[Excerpt from a dataset]
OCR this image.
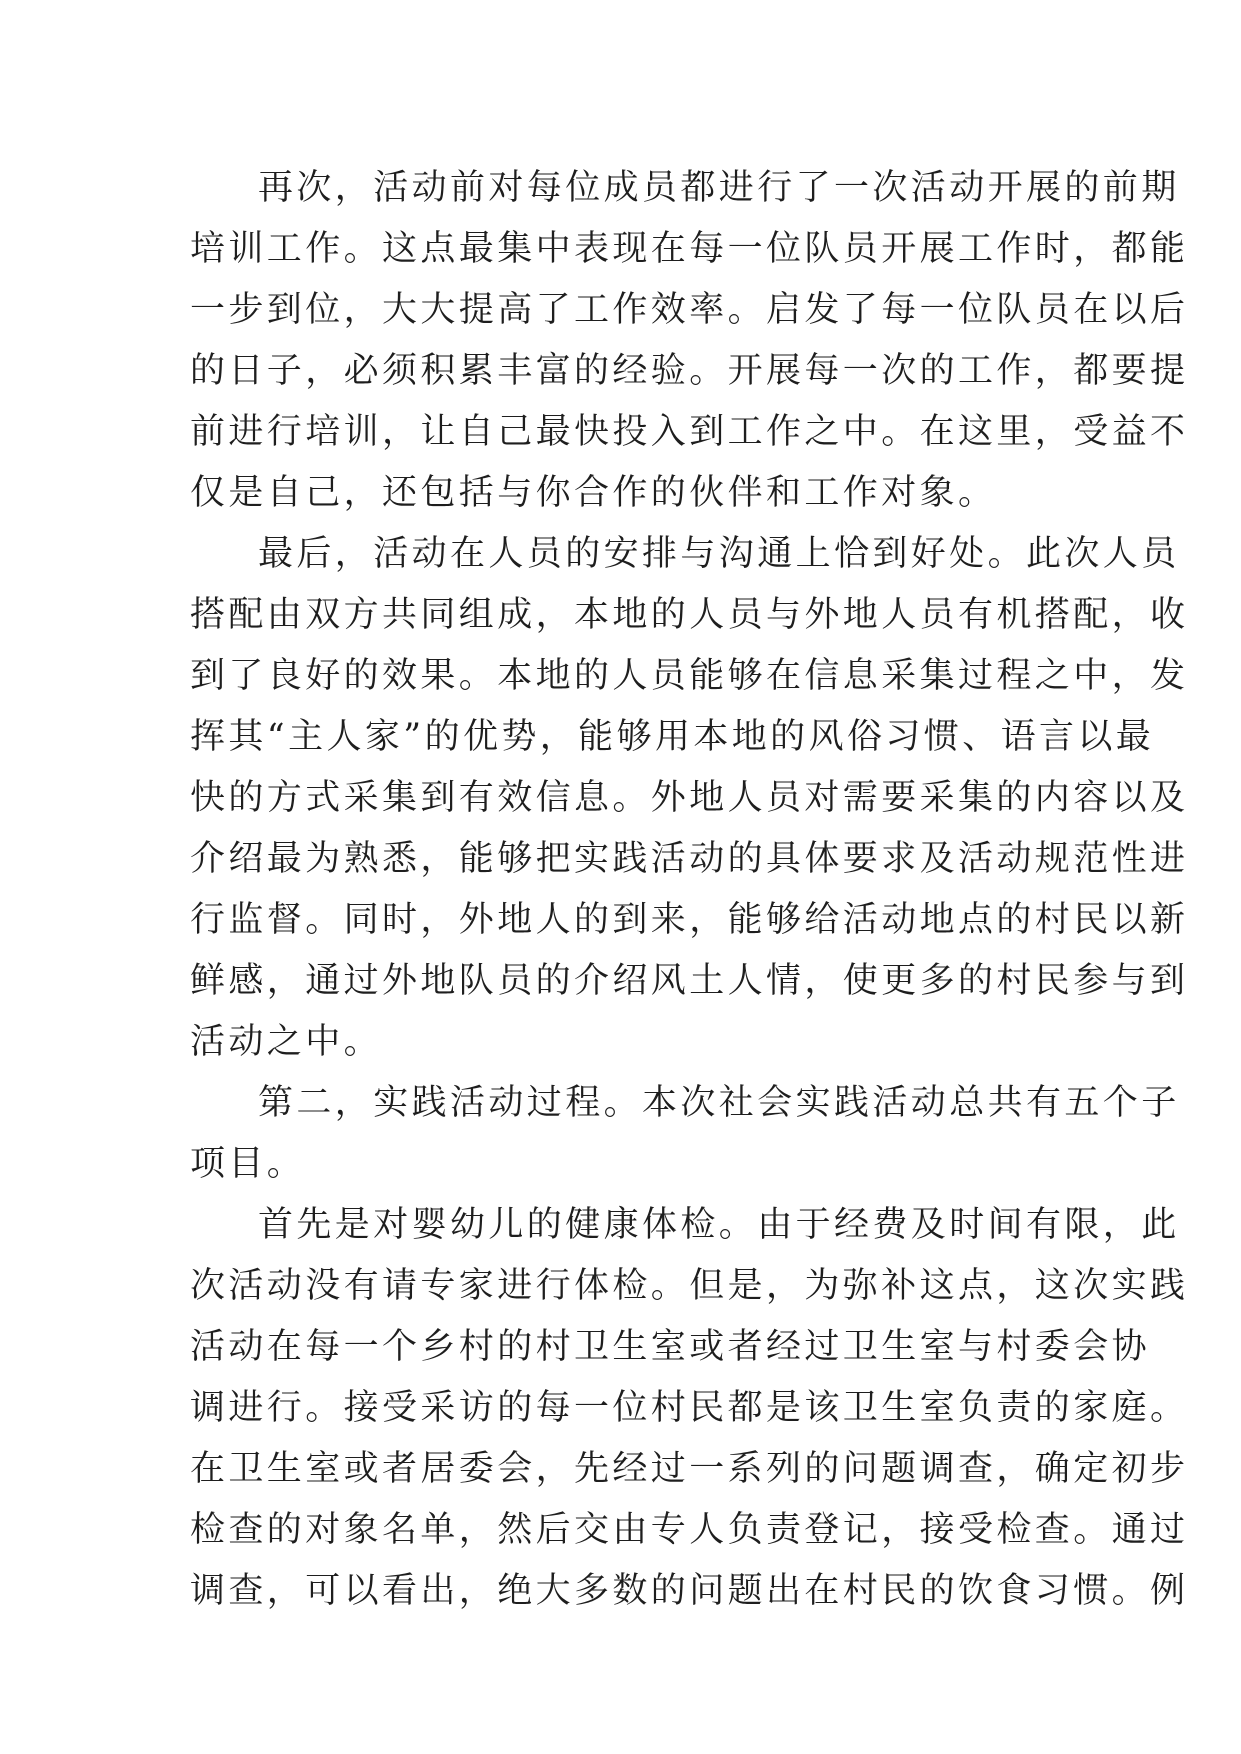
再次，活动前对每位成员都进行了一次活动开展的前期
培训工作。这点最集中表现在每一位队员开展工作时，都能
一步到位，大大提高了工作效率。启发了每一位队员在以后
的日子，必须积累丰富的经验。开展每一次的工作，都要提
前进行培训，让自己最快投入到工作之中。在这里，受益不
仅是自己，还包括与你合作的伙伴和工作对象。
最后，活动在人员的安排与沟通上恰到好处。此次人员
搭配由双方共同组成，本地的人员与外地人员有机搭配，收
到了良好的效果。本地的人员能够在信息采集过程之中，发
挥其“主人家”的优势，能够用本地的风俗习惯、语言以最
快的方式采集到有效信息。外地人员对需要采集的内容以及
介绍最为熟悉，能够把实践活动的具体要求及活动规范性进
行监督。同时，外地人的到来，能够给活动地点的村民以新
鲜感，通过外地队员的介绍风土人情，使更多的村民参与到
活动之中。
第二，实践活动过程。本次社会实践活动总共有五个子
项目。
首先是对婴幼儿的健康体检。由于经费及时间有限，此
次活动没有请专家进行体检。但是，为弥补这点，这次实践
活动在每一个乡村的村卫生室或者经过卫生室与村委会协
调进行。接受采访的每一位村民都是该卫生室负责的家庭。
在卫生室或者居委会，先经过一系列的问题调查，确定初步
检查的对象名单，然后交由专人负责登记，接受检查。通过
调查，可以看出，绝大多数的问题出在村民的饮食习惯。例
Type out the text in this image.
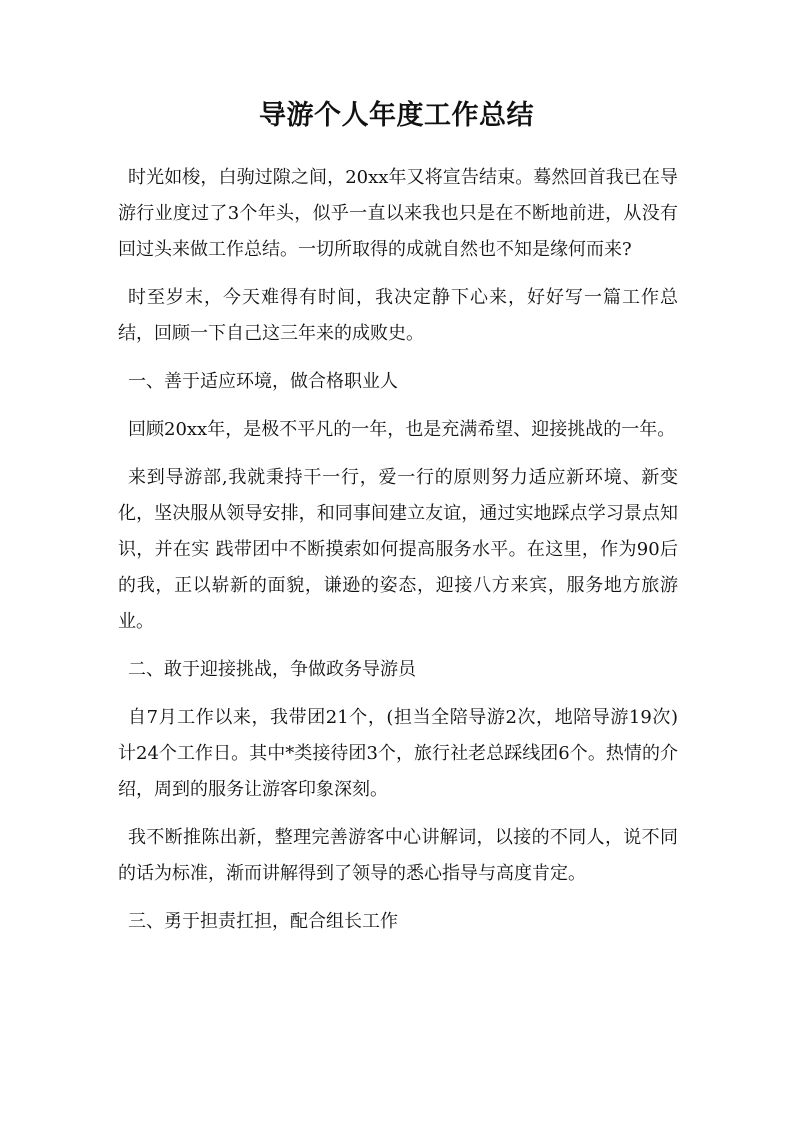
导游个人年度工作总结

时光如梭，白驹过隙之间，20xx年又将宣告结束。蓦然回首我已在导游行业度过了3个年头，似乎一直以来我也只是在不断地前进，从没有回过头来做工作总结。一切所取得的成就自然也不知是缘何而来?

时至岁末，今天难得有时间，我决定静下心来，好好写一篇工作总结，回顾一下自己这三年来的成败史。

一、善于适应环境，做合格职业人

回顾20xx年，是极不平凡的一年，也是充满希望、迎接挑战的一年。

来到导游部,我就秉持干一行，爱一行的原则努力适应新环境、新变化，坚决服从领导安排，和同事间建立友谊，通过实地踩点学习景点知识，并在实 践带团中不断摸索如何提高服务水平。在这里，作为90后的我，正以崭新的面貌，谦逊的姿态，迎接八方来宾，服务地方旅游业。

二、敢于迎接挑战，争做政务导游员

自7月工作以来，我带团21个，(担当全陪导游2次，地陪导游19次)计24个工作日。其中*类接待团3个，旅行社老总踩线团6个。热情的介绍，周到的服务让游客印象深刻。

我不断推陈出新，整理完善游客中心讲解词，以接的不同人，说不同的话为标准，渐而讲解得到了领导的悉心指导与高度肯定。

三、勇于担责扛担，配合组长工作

- Exercise requirements -
Please write out all of the material above without changing a word, and omit any pictures.

- Full answer -
OCR this image.
再次，活动前对每位成员都进行了一次活动开展的前期
培训工作。这点最集中表现在每一位队员开展工作时，都能
一步到位，大大提高了工作效率。启发了每一位队员在以后
的日子，必须积累丰富的经验。开展每一次的工作，都要提
前进行培训，让自己最快投入到工作之中。在这里，受益不
仅是自己，还包括与你合作的伙伴和工作对象。
最后，活动在人员的安排与沟通上恰到好处。此次人员
搭配由双方共同组成，本地的人员与外地人员有机搭配，收
到了良好的效果。本地的人员能够在信息采集过程之中，发
挥其“主人家”的优势，能够用本地的风俗习惯、语言以最
快的方式采集到有效信息。外地人员对需要采集的内容以及
介绍最为熟悉，能够把实践活动的具体要求及活动规范性进
行监督。同时，外地人的到来，能够给活动地点的村民以新
鲜感，通过外地队员的介绍风土人情，使更多的村民参与到
活动之中。
第二，实践活动过程。本次社会实践活动总共有五个子
项目。
首先是对婴幼儿的健康体检。由于经费及时间有限，此
次活动没有请专家进行体检。但是，为弥补这点，这次实践
活动在每一个乡村的村卫生室或者经过卫生室与村委会协
调进行。接受采访的每一位村民都是该卫生室负责的家庭。
在卫生室或者居委会，先经过一系列的问题调查，确定初步
检查的对象名单，然后交由专人负责登记，接受检查。通过
调查，可以看出，绝大多数的问题出在村民的饮食习惯。例
Type out the text in this image.
导游个人年度工作总结

时光如梭，白驹过隙之间，20xx年又将宣告结束。蓦然回首我已在导游行业度过了3个年头，似乎一直以来我也只是在不断地前进，从没有回过头来做工作总结。一切所取得的成就自然也不知是缘何而来?

时至岁末，今天难得有时间，我决定静下心来，好好写一篇工作总结，回顾一下自己这三年来的成败史。

一、善于适应环境，做合格职业人

回顾20xx年，是极不平凡的一年，也是充满希望、迎接挑战的一年。

来到导游部,我就秉持干一行，爱一行的原则努力适应新环境、新变化，坚决服从领导安排，和同事间建立友谊，通过实地踩点学习景点知识，并在实 践带团中不断摸索如何提高服务水平。在这里，作为90后的我，正以崭新的面貌，谦逊的姿态，迎接八方来宾，服务地方旅游业。

二、敢于迎接挑战，争做政务导游员

自7月工作以来，我带团21个，(担当全陪导游2次，地陪导游19次)计24个工作日。其中*类接待团3个，旅行社老总踩线团6个。热情的介绍，周到的服务让游客印象深刻。

我不断推陈出新，整理完善游客中心讲解词，以接的不同人，说不同的话为标准，渐而讲解得到了领导的悉心指导与高度肯定。

三、勇于担责扛担，配合组长工作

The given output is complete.